— Problem description —
Present every line in which the string "continued" appears.

[Dataset items]
============================================================

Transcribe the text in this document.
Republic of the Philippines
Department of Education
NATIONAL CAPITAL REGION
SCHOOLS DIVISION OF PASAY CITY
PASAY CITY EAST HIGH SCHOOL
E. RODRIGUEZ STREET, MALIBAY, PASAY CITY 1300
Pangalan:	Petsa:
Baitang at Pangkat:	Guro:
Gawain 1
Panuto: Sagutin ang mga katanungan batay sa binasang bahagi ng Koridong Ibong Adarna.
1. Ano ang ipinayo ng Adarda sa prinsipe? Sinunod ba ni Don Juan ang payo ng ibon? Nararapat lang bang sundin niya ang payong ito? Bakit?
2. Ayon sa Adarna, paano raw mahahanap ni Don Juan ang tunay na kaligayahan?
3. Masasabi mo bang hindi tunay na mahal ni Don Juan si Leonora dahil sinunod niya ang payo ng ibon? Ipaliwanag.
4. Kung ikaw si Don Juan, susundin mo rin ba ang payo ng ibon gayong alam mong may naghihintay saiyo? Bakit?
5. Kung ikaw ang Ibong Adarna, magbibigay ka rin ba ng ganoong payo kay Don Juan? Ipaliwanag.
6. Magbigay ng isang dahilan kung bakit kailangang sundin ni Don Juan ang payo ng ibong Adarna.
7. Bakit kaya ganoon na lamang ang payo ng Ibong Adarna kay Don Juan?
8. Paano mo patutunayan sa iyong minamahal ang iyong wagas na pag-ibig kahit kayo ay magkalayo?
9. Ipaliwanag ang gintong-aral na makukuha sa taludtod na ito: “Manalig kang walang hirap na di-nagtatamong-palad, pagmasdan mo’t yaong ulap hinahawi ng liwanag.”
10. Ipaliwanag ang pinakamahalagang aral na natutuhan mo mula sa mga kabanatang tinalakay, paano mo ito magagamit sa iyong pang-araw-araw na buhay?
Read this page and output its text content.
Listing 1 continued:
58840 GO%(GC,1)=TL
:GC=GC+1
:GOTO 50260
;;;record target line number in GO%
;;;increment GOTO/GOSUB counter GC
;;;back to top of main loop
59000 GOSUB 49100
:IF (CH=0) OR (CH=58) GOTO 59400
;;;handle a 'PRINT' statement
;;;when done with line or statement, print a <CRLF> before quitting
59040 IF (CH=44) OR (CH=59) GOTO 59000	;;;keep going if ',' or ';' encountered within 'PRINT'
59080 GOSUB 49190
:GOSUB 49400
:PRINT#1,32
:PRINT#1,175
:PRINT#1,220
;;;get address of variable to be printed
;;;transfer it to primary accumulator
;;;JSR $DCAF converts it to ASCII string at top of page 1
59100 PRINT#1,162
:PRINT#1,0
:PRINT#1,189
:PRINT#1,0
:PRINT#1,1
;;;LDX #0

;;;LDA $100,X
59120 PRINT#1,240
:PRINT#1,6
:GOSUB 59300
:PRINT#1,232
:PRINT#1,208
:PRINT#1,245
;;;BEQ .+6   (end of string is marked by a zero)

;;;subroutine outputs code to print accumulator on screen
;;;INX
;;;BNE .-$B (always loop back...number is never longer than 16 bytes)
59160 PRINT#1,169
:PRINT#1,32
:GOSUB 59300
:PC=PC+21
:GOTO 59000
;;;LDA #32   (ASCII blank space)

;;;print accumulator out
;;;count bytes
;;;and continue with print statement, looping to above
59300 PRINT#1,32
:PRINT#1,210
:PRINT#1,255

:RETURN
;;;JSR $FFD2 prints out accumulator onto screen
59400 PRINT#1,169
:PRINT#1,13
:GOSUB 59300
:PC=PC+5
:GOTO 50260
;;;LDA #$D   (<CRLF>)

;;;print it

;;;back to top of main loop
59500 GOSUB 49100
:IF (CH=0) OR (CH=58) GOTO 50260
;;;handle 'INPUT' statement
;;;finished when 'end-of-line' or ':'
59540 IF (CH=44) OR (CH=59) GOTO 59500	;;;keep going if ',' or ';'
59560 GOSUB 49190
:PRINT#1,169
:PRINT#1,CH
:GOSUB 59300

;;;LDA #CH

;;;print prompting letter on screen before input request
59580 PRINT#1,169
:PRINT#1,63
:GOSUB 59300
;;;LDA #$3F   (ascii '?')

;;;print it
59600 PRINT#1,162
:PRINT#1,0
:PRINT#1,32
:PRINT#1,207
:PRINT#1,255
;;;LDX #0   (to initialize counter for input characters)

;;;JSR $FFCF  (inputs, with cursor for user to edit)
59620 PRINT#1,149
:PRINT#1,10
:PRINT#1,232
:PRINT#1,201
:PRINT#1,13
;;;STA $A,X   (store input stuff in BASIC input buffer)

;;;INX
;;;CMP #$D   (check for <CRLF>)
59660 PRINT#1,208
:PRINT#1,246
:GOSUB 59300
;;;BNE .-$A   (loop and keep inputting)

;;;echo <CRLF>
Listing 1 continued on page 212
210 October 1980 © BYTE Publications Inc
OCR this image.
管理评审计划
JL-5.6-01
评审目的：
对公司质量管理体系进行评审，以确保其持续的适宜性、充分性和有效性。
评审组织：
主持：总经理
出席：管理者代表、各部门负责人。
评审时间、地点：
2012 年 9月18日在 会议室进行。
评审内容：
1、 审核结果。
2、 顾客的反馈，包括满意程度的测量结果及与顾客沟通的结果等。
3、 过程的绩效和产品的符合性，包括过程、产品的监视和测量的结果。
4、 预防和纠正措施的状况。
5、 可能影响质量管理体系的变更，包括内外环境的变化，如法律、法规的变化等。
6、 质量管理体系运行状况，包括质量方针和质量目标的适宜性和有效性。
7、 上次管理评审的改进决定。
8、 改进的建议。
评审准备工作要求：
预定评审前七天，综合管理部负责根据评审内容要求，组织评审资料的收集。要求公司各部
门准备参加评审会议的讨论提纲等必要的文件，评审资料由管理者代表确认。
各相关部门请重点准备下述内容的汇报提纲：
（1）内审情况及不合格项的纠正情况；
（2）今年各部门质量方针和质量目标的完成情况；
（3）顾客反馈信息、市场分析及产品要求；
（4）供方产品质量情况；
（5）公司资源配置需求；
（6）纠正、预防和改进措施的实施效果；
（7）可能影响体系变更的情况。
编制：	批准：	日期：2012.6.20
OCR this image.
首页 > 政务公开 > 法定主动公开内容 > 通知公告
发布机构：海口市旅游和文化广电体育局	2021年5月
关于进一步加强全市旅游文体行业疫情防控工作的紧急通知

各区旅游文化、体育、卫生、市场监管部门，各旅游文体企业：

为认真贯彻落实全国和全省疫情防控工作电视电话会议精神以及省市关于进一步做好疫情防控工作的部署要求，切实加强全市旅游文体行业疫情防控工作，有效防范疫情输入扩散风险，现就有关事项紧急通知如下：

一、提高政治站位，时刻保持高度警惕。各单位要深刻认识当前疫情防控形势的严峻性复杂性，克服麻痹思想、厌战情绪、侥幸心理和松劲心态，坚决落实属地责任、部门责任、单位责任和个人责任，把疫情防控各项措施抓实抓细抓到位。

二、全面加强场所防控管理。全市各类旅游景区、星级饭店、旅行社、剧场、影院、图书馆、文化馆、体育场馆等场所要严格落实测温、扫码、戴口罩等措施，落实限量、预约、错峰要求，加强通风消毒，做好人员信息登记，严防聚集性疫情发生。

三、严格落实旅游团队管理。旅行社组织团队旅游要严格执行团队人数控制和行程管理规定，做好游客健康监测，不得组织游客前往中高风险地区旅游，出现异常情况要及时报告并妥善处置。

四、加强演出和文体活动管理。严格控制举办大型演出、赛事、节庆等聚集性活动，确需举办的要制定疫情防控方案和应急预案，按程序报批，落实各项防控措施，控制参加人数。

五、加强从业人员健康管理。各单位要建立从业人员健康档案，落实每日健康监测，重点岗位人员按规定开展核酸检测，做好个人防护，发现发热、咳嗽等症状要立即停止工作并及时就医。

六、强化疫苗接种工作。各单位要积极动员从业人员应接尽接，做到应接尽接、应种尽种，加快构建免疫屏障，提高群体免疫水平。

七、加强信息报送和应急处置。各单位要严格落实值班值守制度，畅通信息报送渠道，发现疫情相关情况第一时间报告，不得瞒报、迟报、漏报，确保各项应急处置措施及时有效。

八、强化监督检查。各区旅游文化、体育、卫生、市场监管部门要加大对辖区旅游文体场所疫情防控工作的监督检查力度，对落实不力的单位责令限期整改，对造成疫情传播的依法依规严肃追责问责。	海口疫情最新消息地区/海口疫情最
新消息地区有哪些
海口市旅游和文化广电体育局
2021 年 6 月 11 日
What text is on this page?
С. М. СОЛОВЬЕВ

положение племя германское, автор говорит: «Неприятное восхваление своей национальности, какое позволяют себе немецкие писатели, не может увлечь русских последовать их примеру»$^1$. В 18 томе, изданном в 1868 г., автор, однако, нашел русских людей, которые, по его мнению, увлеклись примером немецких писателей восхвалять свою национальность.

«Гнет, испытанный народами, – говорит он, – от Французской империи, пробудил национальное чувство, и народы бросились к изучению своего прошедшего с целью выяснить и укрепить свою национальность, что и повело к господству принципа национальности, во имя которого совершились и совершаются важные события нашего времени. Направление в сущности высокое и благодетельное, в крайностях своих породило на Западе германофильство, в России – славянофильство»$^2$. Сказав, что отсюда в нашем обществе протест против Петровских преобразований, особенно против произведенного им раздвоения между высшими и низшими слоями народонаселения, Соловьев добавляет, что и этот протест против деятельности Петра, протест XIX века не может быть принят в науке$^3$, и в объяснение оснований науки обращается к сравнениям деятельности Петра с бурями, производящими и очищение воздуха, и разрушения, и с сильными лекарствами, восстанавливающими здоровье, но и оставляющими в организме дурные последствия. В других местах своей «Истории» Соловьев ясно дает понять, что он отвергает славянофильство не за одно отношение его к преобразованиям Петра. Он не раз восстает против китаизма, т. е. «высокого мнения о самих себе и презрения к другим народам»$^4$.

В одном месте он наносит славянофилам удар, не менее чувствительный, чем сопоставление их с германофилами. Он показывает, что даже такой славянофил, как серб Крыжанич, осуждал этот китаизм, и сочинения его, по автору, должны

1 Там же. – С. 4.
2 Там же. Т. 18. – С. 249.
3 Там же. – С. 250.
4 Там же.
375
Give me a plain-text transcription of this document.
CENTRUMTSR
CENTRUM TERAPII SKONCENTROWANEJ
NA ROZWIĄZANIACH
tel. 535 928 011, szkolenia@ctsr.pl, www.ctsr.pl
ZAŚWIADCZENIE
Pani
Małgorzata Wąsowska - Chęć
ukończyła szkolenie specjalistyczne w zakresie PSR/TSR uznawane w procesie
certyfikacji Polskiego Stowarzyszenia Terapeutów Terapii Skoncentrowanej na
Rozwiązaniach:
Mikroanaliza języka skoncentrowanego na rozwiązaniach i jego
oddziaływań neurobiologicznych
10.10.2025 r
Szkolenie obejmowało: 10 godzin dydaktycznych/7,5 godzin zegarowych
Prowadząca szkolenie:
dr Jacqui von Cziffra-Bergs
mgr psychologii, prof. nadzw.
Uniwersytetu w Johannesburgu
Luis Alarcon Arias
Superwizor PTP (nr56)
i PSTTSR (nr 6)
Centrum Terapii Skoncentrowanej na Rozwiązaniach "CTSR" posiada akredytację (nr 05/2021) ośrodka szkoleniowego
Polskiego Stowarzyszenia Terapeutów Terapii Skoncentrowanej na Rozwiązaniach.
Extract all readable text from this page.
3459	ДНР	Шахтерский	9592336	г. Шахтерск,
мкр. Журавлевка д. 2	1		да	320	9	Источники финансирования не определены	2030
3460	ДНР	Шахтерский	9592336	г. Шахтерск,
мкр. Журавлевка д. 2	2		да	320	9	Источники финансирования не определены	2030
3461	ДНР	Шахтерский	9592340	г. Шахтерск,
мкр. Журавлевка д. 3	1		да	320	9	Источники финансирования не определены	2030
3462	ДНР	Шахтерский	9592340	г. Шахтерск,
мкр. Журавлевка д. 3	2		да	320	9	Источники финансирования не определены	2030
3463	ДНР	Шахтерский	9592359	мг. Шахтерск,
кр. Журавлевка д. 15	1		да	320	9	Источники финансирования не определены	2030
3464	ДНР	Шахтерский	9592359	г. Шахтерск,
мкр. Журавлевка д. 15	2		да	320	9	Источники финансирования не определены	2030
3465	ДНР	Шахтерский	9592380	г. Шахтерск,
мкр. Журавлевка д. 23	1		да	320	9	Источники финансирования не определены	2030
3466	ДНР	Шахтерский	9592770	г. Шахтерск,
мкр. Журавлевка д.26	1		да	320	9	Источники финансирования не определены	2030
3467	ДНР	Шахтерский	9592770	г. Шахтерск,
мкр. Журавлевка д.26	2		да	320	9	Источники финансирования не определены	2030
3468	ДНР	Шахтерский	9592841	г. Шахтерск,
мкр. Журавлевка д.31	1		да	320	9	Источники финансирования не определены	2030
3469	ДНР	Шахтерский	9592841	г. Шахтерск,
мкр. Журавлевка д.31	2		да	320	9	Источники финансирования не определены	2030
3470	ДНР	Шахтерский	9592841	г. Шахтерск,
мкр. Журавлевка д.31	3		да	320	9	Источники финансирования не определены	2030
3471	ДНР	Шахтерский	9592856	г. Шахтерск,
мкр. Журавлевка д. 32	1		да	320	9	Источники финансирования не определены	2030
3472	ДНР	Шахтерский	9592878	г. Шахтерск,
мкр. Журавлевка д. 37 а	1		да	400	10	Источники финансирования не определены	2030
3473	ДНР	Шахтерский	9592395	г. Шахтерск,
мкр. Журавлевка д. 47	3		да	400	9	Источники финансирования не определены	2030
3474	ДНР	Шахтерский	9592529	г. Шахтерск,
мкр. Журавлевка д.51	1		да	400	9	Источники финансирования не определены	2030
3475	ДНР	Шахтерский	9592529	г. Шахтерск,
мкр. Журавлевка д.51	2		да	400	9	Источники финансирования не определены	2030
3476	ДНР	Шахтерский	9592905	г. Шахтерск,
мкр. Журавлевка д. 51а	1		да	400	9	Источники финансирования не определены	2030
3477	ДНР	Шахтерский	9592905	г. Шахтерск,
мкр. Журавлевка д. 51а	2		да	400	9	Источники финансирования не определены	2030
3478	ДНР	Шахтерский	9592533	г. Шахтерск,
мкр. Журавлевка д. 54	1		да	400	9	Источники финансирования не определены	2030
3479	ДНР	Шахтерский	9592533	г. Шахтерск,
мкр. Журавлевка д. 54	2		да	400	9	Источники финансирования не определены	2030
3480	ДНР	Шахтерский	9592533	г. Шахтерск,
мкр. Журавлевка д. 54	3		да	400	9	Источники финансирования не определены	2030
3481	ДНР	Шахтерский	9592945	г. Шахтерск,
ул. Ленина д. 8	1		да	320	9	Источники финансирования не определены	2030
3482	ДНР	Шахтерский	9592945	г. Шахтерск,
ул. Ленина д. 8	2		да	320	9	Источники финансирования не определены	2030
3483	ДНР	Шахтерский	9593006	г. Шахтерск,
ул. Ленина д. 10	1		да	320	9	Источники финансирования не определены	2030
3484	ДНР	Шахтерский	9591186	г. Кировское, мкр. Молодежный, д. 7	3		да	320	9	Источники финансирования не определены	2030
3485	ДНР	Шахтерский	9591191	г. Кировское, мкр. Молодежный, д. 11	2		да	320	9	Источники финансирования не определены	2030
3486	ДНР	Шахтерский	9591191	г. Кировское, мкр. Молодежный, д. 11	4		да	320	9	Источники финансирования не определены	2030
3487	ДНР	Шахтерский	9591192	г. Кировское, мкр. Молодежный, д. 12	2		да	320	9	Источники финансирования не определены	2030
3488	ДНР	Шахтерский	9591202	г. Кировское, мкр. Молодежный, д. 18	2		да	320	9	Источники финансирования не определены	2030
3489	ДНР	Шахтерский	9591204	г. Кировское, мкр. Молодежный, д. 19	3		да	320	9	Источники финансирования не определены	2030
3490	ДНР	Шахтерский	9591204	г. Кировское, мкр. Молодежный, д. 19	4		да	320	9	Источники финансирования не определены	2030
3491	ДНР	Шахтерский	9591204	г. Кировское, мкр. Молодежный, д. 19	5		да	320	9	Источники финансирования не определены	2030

============================================================

— Result below —
Listing 1 continued:
Listing 1 continued on page 212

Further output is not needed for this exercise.